=== Data excerpts ===
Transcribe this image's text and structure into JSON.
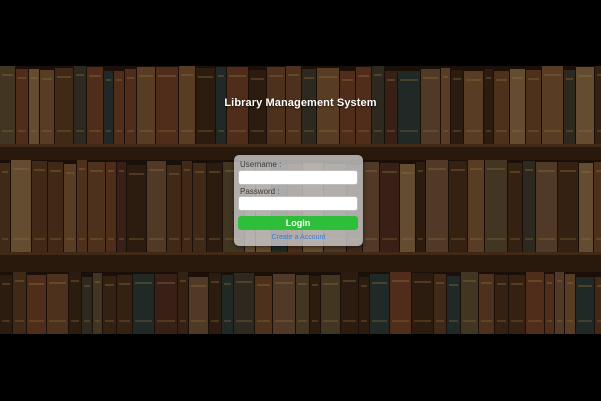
{
  "page": {
    "title": "Library Management System"
  },
  "login_form": {
    "username_label": "Username :",
    "username_value": "",
    "password_label": "Password :",
    "password_value": "",
    "login_button_label": "Login",
    "create_account_link": "Create a Account"
  },
  "colors": {
    "page_background": "#000000",
    "login_button": "#2ebf3a",
    "link": "#3a7bd5",
    "card_background": "#c8c8c8"
  }
}
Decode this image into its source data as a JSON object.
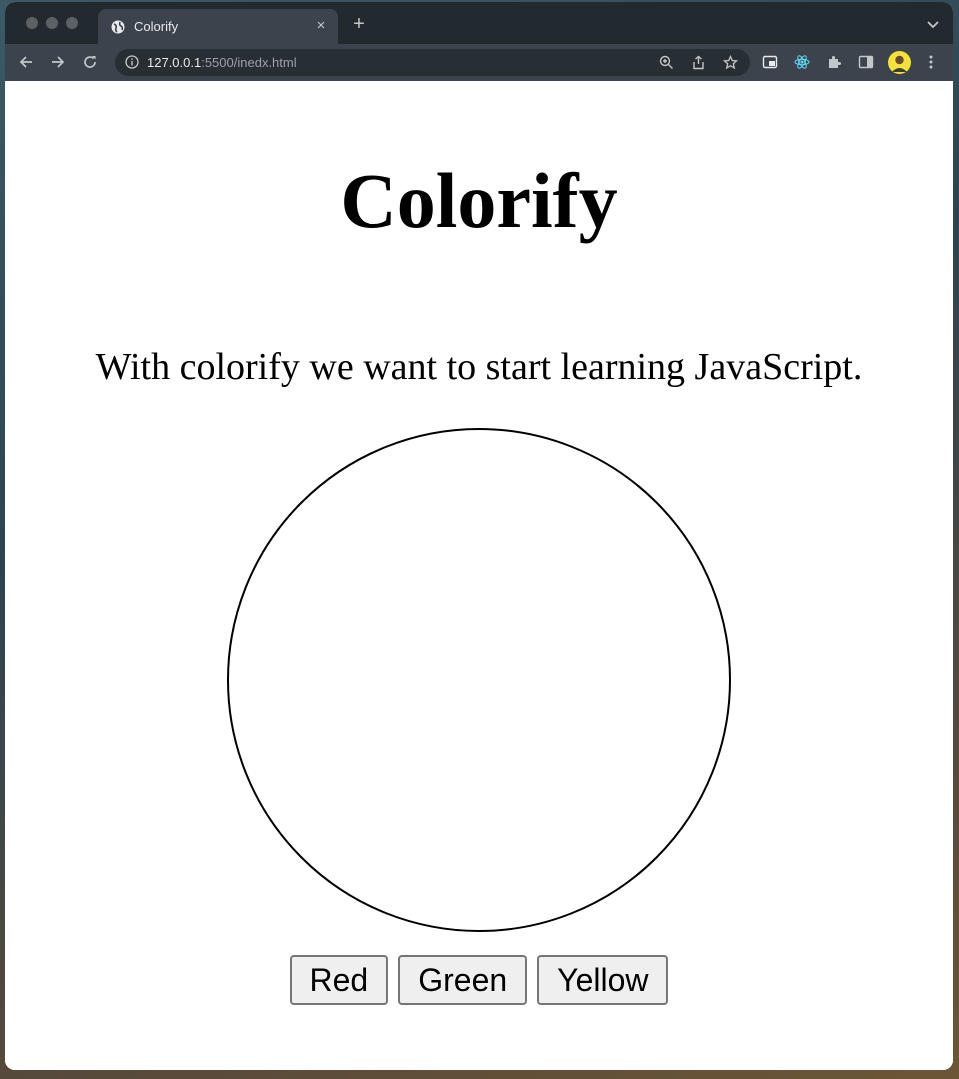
{
  "browser": {
    "tab_title": "Colorify",
    "new_tab_symbol": "+",
    "close_symbol": "×",
    "url_host": "127.0.0.1",
    "url_rest": ":5500/inedx.html"
  },
  "page": {
    "heading": "Colorify",
    "intro": "With colorify we want to start learning JavaScript.",
    "circle_color": "#ffffff",
    "buttons": {
      "red": "Red",
      "green": "Green",
      "yellow": "Yellow"
    }
  },
  "icons": [
    "globe-icon",
    "close-icon",
    "plus-icon",
    "chevron-down-icon",
    "back-icon",
    "forward-icon",
    "reload-icon",
    "info-icon",
    "zoom-icon",
    "share-icon",
    "star-icon",
    "picture-in-picture-icon",
    "react-icon",
    "extensions-icon",
    "side-panel-icon",
    "avatar",
    "more-icon"
  ]
}
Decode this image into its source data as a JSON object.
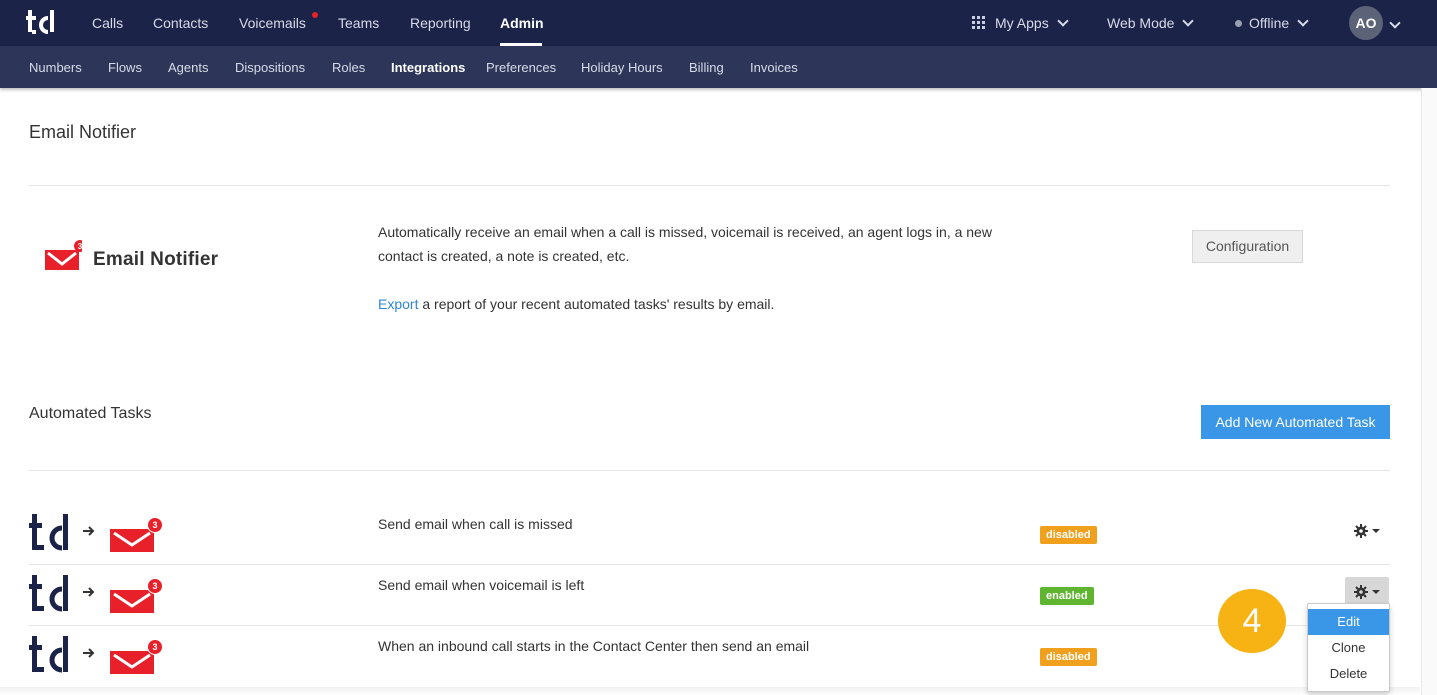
{
  "topnav": {
    "logo": "td-logo",
    "items": [
      {
        "label": "Calls"
      },
      {
        "label": "Contacts"
      },
      {
        "label": "Voicemails"
      },
      {
        "label": "Teams"
      },
      {
        "label": "Reporting"
      },
      {
        "label": "Admin"
      }
    ],
    "active": "Admin",
    "my_apps": "My Apps",
    "web_mode": "Web Mode",
    "status": "Offline",
    "avatar_initials": "AO"
  },
  "subnav": {
    "items": [
      {
        "label": "Numbers"
      },
      {
        "label": "Flows"
      },
      {
        "label": "Agents"
      },
      {
        "label": "Dispositions"
      },
      {
        "label": "Roles"
      },
      {
        "label": "Integrations"
      },
      {
        "label": "Preferences"
      },
      {
        "label": "Holiday Hours"
      },
      {
        "label": "Billing"
      },
      {
        "label": "Invoices"
      }
    ],
    "active": "Integrations"
  },
  "page": {
    "title": "Email Notifier",
    "brand_name": "Email Notifier",
    "brand_badge": "3",
    "description": "Automatically receive an email when a call is missed, voicemail is received, an agent logs in, a new contact is created, a note is created, etc.",
    "export_link": "Export",
    "export_text": " a report of your recent automated tasks' results by email.",
    "config_button": "Configuration"
  },
  "tasks_section": {
    "title": "Automated Tasks",
    "add_button": "Add New Automated Task",
    "tasks": [
      {
        "text": "Send email when call is missed",
        "status": "disabled",
        "badge": "3"
      },
      {
        "text": "Send email when voicemail is left",
        "status": "enabled",
        "badge": "3"
      },
      {
        "text": "When an inbound call starts in the Contact Center then send an email",
        "status": "disabled",
        "badge": "3"
      }
    ]
  },
  "step_marker": "4",
  "dropdown": {
    "items": [
      {
        "label": "Edit"
      },
      {
        "label": "Clone"
      },
      {
        "label": "Delete"
      }
    ],
    "highlighted": "Edit"
  },
  "colors": {
    "nav_bg": "#1b2348",
    "subnav_bg": "#2d3659",
    "primary": "#3a96e6",
    "disabled_badge": "#f0a01d",
    "enabled_badge": "#5fb430",
    "mail_red": "#e8202a",
    "step_marker": "#f7b314"
  }
}
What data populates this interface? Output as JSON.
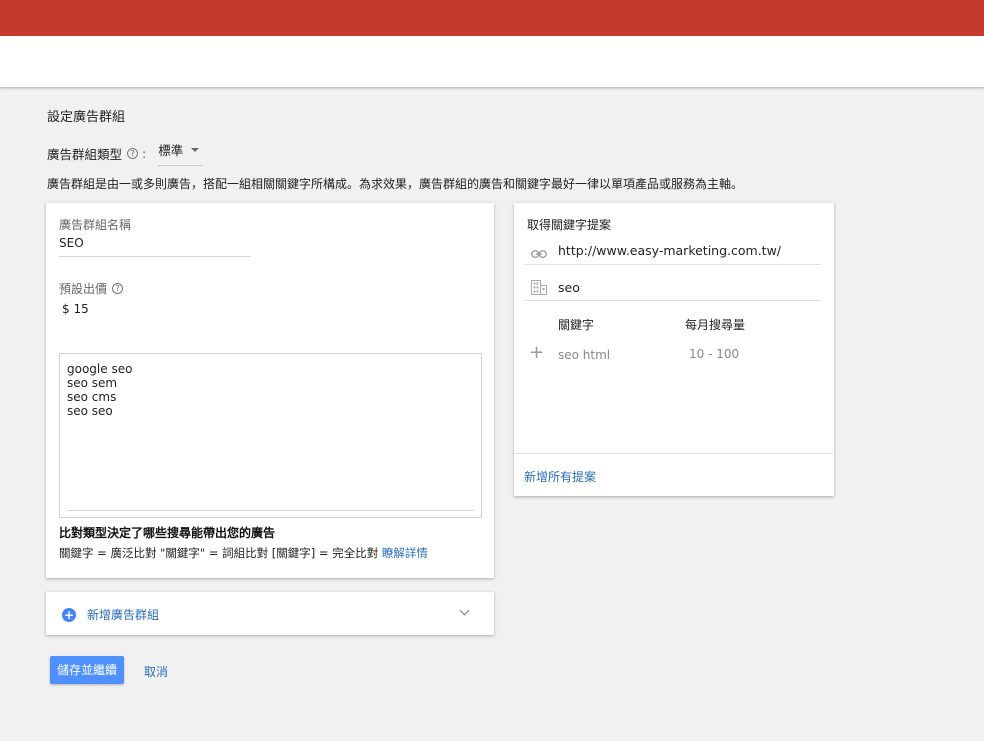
{
  "page": {
    "title": "設定廣告群組",
    "group_type_label": "廣告群組類型",
    "group_type_help": "?",
    "group_type_colon": ":",
    "group_type_value": "標準",
    "description": "廣告群組是由一或多則廣告，搭配一組相關關鍵字所構成。為求效果，廣告群組的廣告和關鍵字最好一律以單項產品或服務為主軸。"
  },
  "ad_group": {
    "name_label": "廣告群組名稱",
    "name_value": "SEO",
    "bid_label": "預設出價",
    "bid_help": "?",
    "bid_value": "$ 15",
    "keywords": [
      "google seo",
      "seo sem",
      "seo cms",
      "seo seo"
    ],
    "match_heading": "比對類型決定了哪些搜尋能帶出您的廣告",
    "match_text": "關鍵字 = 廣泛比對 \"關鍵字\" = 詞組比對 [關鍵字] = 完全比對",
    "match_link": "瞭解詳情"
  },
  "add_group": {
    "label": "新增廣告群組"
  },
  "suggestions": {
    "title": "取得關鍵字提案",
    "url": "http://www.easy-marketing.com.tw/",
    "product": "seo",
    "col_keyword": "關鍵字",
    "col_volume": "每月搜尋量",
    "rows": [
      {
        "keyword": "seo html",
        "volume": "10 - 100"
      }
    ],
    "add_all": "新增所有提案"
  },
  "actions": {
    "save": "儲存並繼續",
    "cancel": "取消"
  },
  "colors": {
    "topbar": "#c5392b",
    "primary_button": "#4d90fe",
    "link": "#2a6ebb"
  }
}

=== Task instructions ===
Repeat all of the records verbatim, leaving out the pictures.

=== Output of the exercise ===
Transcribe this image's text and structure into JSON.
{
  "page": {
    "title": "Library Management System"
  },
  "login_form": {
    "username_label": "Username :",
    "username_value": "",
    "password_label": "Password :",
    "password_value": "",
    "login_button_label": "Login",
    "create_account_link": "Create a Account"
  },
  "colors": {
    "page_background": "#000000",
    "login_button": "#2ebf3a",
    "link": "#3a7bd5",
    "card_background": "#c8c8c8"
  }
}
Decode this image into its source data as a JSON object.
{
  "browser": {
    "tab_title": "Colorify",
    "new_tab_symbol": "+",
    "close_symbol": "×",
    "url_host": "127.0.0.1",
    "url_rest": ":5500/inedx.html"
  },
  "page": {
    "heading": "Colorify",
    "intro": "With colorify we want to start learning JavaScript.",
    "circle_color": "#ffffff",
    "buttons": {
      "red": "Red",
      "green": "Green",
      "yellow": "Yellow"
    }
  },
  "icons": [
    "globe-icon",
    "close-icon",
    "plus-icon",
    "chevron-down-icon",
    "back-icon",
    "forward-icon",
    "reload-icon",
    "info-icon",
    "zoom-icon",
    "share-icon",
    "star-icon",
    "picture-in-picture-icon",
    "react-icon",
    "extensions-icon",
    "side-panel-icon",
    "avatar",
    "more-icon"
  ]
}
Decode this image into its source data as a JSON object.
{
  "topnav": {
    "logo": "td-logo",
    "items": [
      {
        "label": "Calls"
      },
      {
        "label": "Contacts"
      },
      {
        "label": "Voicemails"
      },
      {
        "label": "Teams"
      },
      {
        "label": "Reporting"
      },
      {
        "label": "Admin"
      }
    ],
    "active": "Admin",
    "my_apps": "My Apps",
    "web_mode": "Web Mode",
    "status": "Offline",
    "avatar_initials": "AO"
  },
  "subnav": {
    "items": [
      {
        "label": "Numbers"
      },
      {
        "label": "Flows"
      },
      {
        "label": "Agents"
      },
      {
        "label": "Dispositions"
      },
      {
        "label": "Roles"
      },
      {
        "label": "Integrations"
      },
      {
        "label": "Preferences"
      },
      {
        "label": "Holiday Hours"
      },
      {
        "label": "Billing"
      },
      {
        "label": "Invoices"
      }
    ],
    "active": "Integrations"
  },
  "page": {
    "title": "Email Notifier",
    "brand_name": "Email Notifier",
    "brand_badge": "3",
    "description": "Automatically receive an email when a call is missed, voicemail is received, an agent logs in, a new contact is created, a note is created, etc.",
    "export_link": "Export",
    "export_text": " a report of your recent automated tasks' results by email.",
    "config_button": "Configuration"
  },
  "tasks_section": {
    "title": "Automated Tasks",
    "add_button": "Add New Automated Task",
    "tasks": [
      {
        "text": "Send email when call is missed",
        "status": "disabled",
        "badge": "3"
      },
      {
        "text": "Send email when voicemail is left",
        "status": "enabled",
        "badge": "3"
      },
      {
        "text": "When an inbound call starts in the Contact Center then send an email",
        "status": "disabled",
        "badge": "3"
      }
    ]
  },
  "step_marker": "4",
  "dropdown": {
    "items": [
      {
        "label": "Edit"
      },
      {
        "label": "Clone"
      },
      {
        "label": "Delete"
      }
    ],
    "highlighted": "Edit"
  },
  "colors": {
    "nav_bg": "#1b2348",
    "subnav_bg": "#2d3659",
    "primary": "#3a96e6",
    "disabled_badge": "#f0a01d",
    "enabled_badge": "#5fb430",
    "mail_red": "#e8202a",
    "step_marker": "#f7b314"
  }
}
What data populates this interface? Output as JSON.
{
  "page": {
    "title": "設定廣告群組",
    "group_type_label": "廣告群組類型",
    "group_type_help": "?",
    "group_type_colon": ":",
    "group_type_value": "標準",
    "description": "廣告群組是由一或多則廣告，搭配一組相關關鍵字所構成。為求效果，廣告群組的廣告和關鍵字最好一律以單項產品或服務為主軸。"
  },
  "ad_group": {
    "name_label": "廣告群組名稱",
    "name_value": "SEO",
    "bid_label": "預設出價",
    "bid_help": "?",
    "bid_value": "$ 15",
    "keywords": [
      "google seo",
      "seo sem",
      "seo cms",
      "seo seo"
    ],
    "match_heading": "比對類型決定了哪些搜尋能帶出您的廣告",
    "match_text": "關鍵字 = 廣泛比對 \"關鍵字\" = 詞組比對 [關鍵字] = 完全比對",
    "match_link": "瞭解詳情"
  },
  "add_group": {
    "label": "新增廣告群組"
  },
  "suggestions": {
    "title": "取得關鍵字提案",
    "url": "http://www.easy-marketing.com.tw/",
    "product": "seo",
    "col_keyword": "關鍵字",
    "col_volume": "每月搜尋量",
    "rows": [
      {
        "keyword": "seo html",
        "volume": "10 - 100"
      }
    ],
    "add_all": "新增所有提案"
  },
  "actions": {
    "save": "儲存並繼續",
    "cancel": "取消"
  },
  "colors": {
    "topbar": "#c5392b",
    "primary_button": "#4d90fe",
    "link": "#2a6ebb"
  }
}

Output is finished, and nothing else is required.